__What to produce__
Write out every entry word for word.

----- Extracted entries

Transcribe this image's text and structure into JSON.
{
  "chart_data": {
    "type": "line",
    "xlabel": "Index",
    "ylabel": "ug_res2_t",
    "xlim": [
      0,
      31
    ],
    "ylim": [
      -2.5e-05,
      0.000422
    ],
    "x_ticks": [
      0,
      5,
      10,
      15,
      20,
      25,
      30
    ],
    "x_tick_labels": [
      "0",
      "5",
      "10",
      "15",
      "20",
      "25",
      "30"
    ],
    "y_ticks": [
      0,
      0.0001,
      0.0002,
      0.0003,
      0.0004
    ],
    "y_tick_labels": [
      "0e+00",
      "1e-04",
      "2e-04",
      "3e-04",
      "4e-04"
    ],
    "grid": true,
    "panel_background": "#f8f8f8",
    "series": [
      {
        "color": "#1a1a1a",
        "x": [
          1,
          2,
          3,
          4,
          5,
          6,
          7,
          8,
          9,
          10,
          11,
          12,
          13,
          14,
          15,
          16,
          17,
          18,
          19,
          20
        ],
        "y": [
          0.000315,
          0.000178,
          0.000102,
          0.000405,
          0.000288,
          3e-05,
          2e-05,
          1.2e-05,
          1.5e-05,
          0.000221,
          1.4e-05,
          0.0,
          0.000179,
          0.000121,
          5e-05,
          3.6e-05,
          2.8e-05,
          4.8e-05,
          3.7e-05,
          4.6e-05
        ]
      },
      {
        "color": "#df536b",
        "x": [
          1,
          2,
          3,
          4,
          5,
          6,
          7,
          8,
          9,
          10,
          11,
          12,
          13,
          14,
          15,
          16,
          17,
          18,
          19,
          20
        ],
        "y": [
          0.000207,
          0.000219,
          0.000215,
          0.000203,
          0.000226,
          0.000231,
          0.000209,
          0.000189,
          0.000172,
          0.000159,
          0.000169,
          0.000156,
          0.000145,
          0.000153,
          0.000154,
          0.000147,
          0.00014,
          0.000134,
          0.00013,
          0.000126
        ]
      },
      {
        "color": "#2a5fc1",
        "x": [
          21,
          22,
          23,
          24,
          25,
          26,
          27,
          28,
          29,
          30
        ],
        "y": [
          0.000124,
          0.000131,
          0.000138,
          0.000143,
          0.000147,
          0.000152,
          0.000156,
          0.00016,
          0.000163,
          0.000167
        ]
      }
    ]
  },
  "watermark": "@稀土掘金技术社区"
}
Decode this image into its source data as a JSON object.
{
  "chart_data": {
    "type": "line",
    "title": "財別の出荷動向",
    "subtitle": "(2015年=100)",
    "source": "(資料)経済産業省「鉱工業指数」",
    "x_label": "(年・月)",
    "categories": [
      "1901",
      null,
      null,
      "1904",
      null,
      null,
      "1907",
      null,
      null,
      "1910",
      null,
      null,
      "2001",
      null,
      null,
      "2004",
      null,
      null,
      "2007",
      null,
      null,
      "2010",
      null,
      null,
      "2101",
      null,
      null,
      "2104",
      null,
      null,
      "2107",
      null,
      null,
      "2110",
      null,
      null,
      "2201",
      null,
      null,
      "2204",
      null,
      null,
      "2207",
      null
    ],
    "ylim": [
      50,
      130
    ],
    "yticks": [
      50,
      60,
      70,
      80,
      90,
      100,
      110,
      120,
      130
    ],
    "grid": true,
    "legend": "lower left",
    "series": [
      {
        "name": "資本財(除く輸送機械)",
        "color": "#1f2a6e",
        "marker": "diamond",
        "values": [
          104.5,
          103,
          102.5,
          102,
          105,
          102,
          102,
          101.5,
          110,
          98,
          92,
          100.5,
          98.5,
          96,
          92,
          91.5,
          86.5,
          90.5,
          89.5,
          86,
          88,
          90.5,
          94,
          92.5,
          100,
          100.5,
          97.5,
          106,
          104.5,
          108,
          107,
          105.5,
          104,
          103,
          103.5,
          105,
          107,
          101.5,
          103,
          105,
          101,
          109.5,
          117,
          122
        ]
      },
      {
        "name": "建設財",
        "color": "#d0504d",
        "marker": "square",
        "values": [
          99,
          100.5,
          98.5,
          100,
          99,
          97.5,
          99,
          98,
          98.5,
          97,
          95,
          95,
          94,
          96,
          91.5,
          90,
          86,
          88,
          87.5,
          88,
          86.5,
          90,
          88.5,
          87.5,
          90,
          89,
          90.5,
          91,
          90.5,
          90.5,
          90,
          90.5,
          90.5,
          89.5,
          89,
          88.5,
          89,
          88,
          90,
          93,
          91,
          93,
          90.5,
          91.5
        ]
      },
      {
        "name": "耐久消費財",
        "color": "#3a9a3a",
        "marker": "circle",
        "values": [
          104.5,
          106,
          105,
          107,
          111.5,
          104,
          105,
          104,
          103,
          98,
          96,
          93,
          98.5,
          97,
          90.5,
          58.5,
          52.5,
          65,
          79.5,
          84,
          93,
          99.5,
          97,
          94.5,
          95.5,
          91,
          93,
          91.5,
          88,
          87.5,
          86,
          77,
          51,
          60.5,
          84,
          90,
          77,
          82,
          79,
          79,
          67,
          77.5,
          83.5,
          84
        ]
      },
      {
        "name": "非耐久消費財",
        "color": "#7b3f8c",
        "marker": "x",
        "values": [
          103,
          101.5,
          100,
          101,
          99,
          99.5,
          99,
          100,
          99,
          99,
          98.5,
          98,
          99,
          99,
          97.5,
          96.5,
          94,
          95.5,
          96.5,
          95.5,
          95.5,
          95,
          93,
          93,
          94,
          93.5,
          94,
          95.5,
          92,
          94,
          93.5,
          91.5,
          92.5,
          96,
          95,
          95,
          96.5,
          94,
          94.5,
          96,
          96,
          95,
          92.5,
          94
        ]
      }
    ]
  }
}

----------

__Output for this task__
Transcribe this image's text and structure into JSON.
{
  "chart_data": {
    "type": "line",
    "xlabel": "Index",
    "ylabel": "ug_res2_t",
    "xlim": [
      0,
      31
    ],
    "ylim": [
      -2.5e-05,
      0.000422
    ],
    "x_ticks": [
      0,
      5,
      10,
      15,
      20,
      25,
      30
    ],
    "x_tick_labels": [
      "0",
      "5",
      "10",
      "15",
      "20",
      "25",
      "30"
    ],
    "y_ticks": [
      0,
      0.0001,
      0.0002,
      0.0003,
      0.0004
    ],
    "y_tick_labels": [
      "0e+00",
      "1e-04",
      "2e-04",
      "3e-04",
      "4e-04"
    ],
    "grid": true,
    "panel_background": "#f8f8f8",
    "series": [
      {
        "color": "#1a1a1a",
        "x": [
          1,
          2,
          3,
          4,
          5,
          6,
          7,
          8,
          9,
          10,
          11,
          12,
          13,
          14,
          15,
          16,
          17,
          18,
          19,
          20
        ],
        "y": [
          0.000315,
          0.000178,
          0.000102,
          0.000405,
          0.000288,
          3e-05,
          2e-05,
          1.2e-05,
          1.5e-05,
          0.000221,
          1.4e-05,
          0.0,
          0.000179,
          0.000121,
          5e-05,
          3.6e-05,
          2.8e-05,
          4.8e-05,
          3.7e-05,
          4.6e-05
        ]
      },
      {
        "color": "#df536b",
        "x": [
          1,
          2,
          3,
          4,
          5,
          6,
          7,
          8,
          9,
          10,
          11,
          12,
          13,
          14,
          15,
          16,
          17,
          18,
          19,
          20
        ],
        "y": [
          0.000207,
          0.000219,
          0.000215,
          0.000203,
          0.000226,
          0.000231,
          0.000209,
          0.000189,
          0.000172,
          0.000159,
          0.000169,
          0.000156,
          0.000145,
          0.000153,
          0.000154,
          0.000147,
          0.00014,
          0.000134,
          0.00013,
          0.000126
        ]
      },
      {
        "color": "#2a5fc1",
        "x": [
          21,
          22,
          23,
          24,
          25,
          26,
          27,
          28,
          29,
          30
        ],
        "y": [
          0.000124,
          0.000131,
          0.000138,
          0.000143,
          0.000147,
          0.000152,
          0.000156,
          0.00016,
          0.000163,
          0.000167
        ]
      }
    ]
  },
  "watermark": "@稀土掘金技术社区"
}
Decode this image into its source data as a JSON object.
{
  "chart_data": {
    "type": "line",
    "title": "財別の出荷動向",
    "subtitle": "(2015年=100)",
    "source": "(資料)経済産業省「鉱工業指数」",
    "x_label": "(年・月)",
    "categories": [
      "1901",
      null,
      null,
      "1904",
      null,
      null,
      "1907",
      null,
      null,
      "1910",
      null,
      null,
      "2001",
      null,
      null,
      "2004",
      null,
      null,
      "2007",
      null,
      null,
      "2010",
      null,
      null,
      "2101",
      null,
      null,
      "2104",
      null,
      null,
      "2107",
      null,
      null,
      "2110",
      null,
      null,
      "2201",
      null,
      null,
      "2204",
      null,
      null,
      "2207",
      null
    ],
    "ylim": [
      50,
      130
    ],
    "yticks": [
      50,
      60,
      70,
      80,
      90,
      100,
      110,
      120,
      130
    ],
    "grid": true,
    "legend": "lower left",
    "series": [
      {
        "name": "資本財(除く輸送機械)",
        "color": "#1f2a6e",
        "marker": "diamond",
        "values": [
          104.5,
          103,
          102.5,
          102,
          105,
          102,
          102,
          101.5,
          110,
          98,
          92,
          100.5,
          98.5,
          96,
          92,
          91.5,
          86.5,
          90.5,
          89.5,
          86,
          88,
          90.5,
          94,
          92.5,
          100,
          100.5,
          97.5,
          106,
          104.5,
          108,
          107,
          105.5,
          104,
          103,
          103.5,
          105,
          107,
          101.5,
          103,
          105,
          101,
          109.5,
          117,
          122
        ]
      },
      {
        "name": "建設財",
        "color": "#d0504d",
        "marker": "square",
        "values": [
          99,
          100.5,
          98.5,
          100,
          99,
          97.5,
          99,
          98,
          98.5,
          97,
          95,
          95,
          94,
          96,
          91.5,
          90,
          86,
          88,
          87.5,
          88,
          86.5,
          90,
          88.5,
          87.5,
          90,
          89,
          90.5,
          91,
          90.5,
          90.5,
          90,
          90.5,
          90.5,
          89.5,
          89,
          88.5,
          89,
          88,
          90,
          93,
          91,
          93,
          90.5,
          91.5
        ]
      },
      {
        "name": "耐久消費財",
        "color": "#3a9a3a",
        "marker": "circle",
        "values": [
          104.5,
          106,
          105,
          107,
          111.5,
          104,
          105,
          104,
          103,
          98,
          96,
          93,
          98.5,
          97,
          90.5,
          58.5,
          52.5,
          65,
          79.5,
          84,
          93,
          99.5,
          97,
          94.5,
          95.5,
          91,
          93,
          91.5,
          88,
          87.5,
          86,
          77,
          51,
          60.5,
          84,
          90,
          77,
          82,
          79,
          79,
          67,
          77.5,
          83.5,
          84
        ]
      },
      {
        "name": "非耐久消費財",
        "color": "#7b3f8c",
        "marker": "x",
        "values": [
          103,
          101.5,
          100,
          101,
          99,
          99.5,
          99,
          100,
          99,
          99,
          98.5,
          98,
          99,
          99,
          97.5,
          96.5,
          94,
          95.5,
          96.5,
          95.5,
          95.5,
          95,
          93,
          93,
          94,
          93.5,
          94,
          95.5,
          92,
          94,
          93.5,
          91.5,
          92.5,
          96,
          95,
          95,
          96.5,
          94,
          94.5,
          96,
          96,
          95,
          92.5,
          94
        ]
      }
    ]
  }
}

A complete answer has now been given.